-- Consigne --
Imprimez le passage de l'article ci-dessous sur les billets soldés de la SNCF qui va de « Un petit goût » à « l'épidémie de coronavirus. », bornes incluses.

-- Texte source --
--------------------------------

La SNCF met en vente des billets soldés, pour tenter de remplir à nouveau ses trains

Si le trafic des trains est revenu à 100%, le taux d'occupation moyen dépasse à peine les 50% en juillet, autour de 30% en août.

Un TGV en gare du Nord, à Paris (illustration).
Un TGV en gare du Nord, à Paris (illustration). (AURÉLIEN ACCART / RADIO FRANCE)

Un petit goût de soldes d'été avant l'heure à la SNCF : la compagnie met en vente mercredi 1er juillet, jeudi 2 et vendredi 3 des billets de TGV à partir de 30 euros, sur toutes les destinations phares des vacances, pour des départs en juillet-août. Une opération commerciale inédite à cette période, alors que la fréquentation des trains reste inférieure à ce qu'elle était avant l'épidémie de coronavirus.

Le trafic des trains est annoncé à 100%, mais le taux d'occupation moyen dépasse à peine les 50% en juillet, autour de 30% en août. Les TGV ne font toujours pas le plein avant le début des vacances scolaires samedi. La situation s'améliore quand même, à en croire la SNCF, mais les réservations se concentrent surtout sur les premiers week-ends de juillet. "Sur les week-ends, on est à plus de 70% de taux de remplissage, entre 70% et 80%, assure Alain Krakovitch, le directeur de Voyages SNCF. Évidemment ça dépend des destinations, Sud-Est, Sud-Ouest, Atlantique et Bretagne, c'est là où on a les taux d'occupation les plus forts."

Alain Krakovitch évoque par ailleurs une sorte de retard dans l'achat de billets : "Comme les Français ont été plus attentistes et qu'ils n'avaient pas la possibilité de programmer leurs vacances, ils réservent encore plus au dernier moment que l'année dernière."

Une évolution des voyages professionnels

L'enjeu est de taille pour la SNCF : elle perd de l'argent sur chaque TGV qui circule avec moins de 70% des places occupées. Si la politique des promos peut gonfler les chiffres et séduire des voyageurs pour des départs en week-ends ou en vacances, la grande inconnue demeure le comportement de la clientèle dite "affaires", à partir de la rentrée. Ces cadres ou travailleurs indépendants, qui représentent 40% de la fréquentation habituelle et qui pratiquent encore aujourd'hui massivement le télétravail et les visioconférences.

Mais le directeur de Voyages SNCF veut croire à une autre conséquence potentielle de cette période post-confinement, qui pourrait venir équilibrer cette perte de recettes : "Le constat qu'on fait, c'est qu'il y a des gens qui commencent à vendre leur appartement à Paris, ou en tout cas cherchent des maisons à 400 ou 500 kilomètres et envisagent de venir deux fois par semaine à Paris. C'est des clients qu'on n'avait pas, parce que c'est des gens qui prenaient le métro ou le RER pour aller travailler tous les jours, et qu'on aura peut-être deux fois par semaine dans nos trains."

--------------------------------

Entrées du jeu de données:
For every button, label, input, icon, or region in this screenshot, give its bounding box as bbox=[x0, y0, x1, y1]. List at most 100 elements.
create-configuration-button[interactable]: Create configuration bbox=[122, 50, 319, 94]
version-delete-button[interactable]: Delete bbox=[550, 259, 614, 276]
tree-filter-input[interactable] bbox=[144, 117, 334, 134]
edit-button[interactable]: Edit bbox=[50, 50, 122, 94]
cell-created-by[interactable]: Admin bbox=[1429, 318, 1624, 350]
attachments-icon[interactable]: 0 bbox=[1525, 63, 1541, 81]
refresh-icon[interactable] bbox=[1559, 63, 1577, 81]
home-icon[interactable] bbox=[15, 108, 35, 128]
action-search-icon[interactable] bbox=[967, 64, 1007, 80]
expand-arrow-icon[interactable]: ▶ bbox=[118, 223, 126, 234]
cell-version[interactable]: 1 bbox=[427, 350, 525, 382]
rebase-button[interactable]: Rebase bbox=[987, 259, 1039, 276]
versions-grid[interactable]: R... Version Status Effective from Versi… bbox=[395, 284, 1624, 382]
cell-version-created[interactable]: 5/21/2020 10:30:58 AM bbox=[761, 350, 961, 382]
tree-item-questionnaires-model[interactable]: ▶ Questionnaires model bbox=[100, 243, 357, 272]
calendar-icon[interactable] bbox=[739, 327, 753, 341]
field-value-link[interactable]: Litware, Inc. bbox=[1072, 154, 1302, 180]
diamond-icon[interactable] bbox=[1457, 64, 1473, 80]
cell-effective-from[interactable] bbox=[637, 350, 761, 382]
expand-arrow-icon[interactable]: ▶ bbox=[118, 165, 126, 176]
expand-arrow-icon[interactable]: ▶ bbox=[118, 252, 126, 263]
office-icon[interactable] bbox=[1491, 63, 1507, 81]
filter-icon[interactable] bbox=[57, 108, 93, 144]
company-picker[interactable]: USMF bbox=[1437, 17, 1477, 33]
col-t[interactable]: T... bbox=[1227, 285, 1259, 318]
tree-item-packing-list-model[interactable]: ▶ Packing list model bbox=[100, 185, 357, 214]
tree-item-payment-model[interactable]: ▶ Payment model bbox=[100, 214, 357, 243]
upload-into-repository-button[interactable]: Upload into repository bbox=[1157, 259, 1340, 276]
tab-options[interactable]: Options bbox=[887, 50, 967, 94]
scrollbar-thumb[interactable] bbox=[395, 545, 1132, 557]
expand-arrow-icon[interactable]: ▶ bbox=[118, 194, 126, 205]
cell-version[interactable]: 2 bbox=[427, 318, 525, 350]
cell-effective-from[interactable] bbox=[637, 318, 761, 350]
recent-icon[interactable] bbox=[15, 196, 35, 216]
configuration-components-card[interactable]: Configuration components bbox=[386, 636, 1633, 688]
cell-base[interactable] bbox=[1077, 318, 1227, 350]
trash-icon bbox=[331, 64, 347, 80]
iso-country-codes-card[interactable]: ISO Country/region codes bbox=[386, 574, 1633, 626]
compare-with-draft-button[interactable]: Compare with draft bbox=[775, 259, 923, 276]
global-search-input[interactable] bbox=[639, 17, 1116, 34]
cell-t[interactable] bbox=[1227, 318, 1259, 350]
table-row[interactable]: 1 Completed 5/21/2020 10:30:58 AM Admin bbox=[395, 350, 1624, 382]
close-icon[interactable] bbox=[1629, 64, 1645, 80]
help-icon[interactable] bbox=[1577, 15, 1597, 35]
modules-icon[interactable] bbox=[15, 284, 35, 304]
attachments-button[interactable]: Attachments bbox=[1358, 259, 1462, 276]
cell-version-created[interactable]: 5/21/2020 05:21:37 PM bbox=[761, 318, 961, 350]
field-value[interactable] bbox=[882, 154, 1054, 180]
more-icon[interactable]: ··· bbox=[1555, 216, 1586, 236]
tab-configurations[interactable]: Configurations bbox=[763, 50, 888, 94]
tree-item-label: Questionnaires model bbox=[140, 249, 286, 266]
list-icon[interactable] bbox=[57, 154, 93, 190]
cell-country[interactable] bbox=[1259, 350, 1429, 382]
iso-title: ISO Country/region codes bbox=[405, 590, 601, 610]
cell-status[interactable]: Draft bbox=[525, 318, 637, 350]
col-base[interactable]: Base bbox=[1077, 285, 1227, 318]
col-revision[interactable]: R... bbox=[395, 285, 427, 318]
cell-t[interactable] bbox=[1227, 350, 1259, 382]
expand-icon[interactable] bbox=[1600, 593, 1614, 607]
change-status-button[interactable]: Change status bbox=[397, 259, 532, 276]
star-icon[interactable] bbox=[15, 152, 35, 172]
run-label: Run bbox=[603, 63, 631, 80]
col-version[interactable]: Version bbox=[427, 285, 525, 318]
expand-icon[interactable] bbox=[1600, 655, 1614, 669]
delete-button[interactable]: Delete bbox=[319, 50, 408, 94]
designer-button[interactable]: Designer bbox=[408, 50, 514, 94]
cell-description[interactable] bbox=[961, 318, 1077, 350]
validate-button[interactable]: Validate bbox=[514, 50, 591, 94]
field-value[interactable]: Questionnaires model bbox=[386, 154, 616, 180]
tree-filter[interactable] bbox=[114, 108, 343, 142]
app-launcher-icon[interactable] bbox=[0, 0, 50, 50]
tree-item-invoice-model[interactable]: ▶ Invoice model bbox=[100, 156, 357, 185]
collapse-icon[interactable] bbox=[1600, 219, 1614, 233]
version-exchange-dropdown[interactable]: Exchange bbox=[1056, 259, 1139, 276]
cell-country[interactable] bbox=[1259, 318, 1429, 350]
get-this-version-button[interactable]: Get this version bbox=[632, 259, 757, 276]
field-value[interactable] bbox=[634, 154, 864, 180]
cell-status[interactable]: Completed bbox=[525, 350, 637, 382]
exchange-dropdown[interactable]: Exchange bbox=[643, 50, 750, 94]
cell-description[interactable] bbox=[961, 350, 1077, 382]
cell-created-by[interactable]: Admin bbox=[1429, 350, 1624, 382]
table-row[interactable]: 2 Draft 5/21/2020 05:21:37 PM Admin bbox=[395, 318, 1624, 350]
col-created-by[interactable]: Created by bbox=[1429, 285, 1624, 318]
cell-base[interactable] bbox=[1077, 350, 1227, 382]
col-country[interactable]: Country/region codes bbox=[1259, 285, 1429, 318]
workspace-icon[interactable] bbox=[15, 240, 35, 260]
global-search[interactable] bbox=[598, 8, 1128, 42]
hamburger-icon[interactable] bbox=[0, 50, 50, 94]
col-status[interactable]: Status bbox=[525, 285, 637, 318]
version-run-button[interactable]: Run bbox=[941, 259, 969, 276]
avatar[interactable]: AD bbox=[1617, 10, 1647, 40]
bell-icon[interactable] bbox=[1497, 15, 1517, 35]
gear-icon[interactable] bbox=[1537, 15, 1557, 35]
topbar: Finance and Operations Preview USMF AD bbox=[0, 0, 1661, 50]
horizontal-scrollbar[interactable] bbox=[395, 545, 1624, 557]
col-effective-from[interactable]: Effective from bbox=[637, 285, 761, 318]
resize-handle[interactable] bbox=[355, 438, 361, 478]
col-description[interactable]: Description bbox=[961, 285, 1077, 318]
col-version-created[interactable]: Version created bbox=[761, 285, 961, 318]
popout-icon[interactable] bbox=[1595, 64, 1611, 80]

--------------------------------

-- Réponse --
Un petit goût de soldes d'été avant l'heure à la SNCF : la compagnie met en vente mercredi 1er juillet, jeudi 2 et vendredi 3 des billets de TGV à partir de 30 euros, sur toutes les destinations phares des vacances, pour des départs en juillet-août. Une opération commerciale inédite à cette période, alors que la fréquentation des trains reste inférieure à ce qu'elle était avant l'épidémie de coronavirus.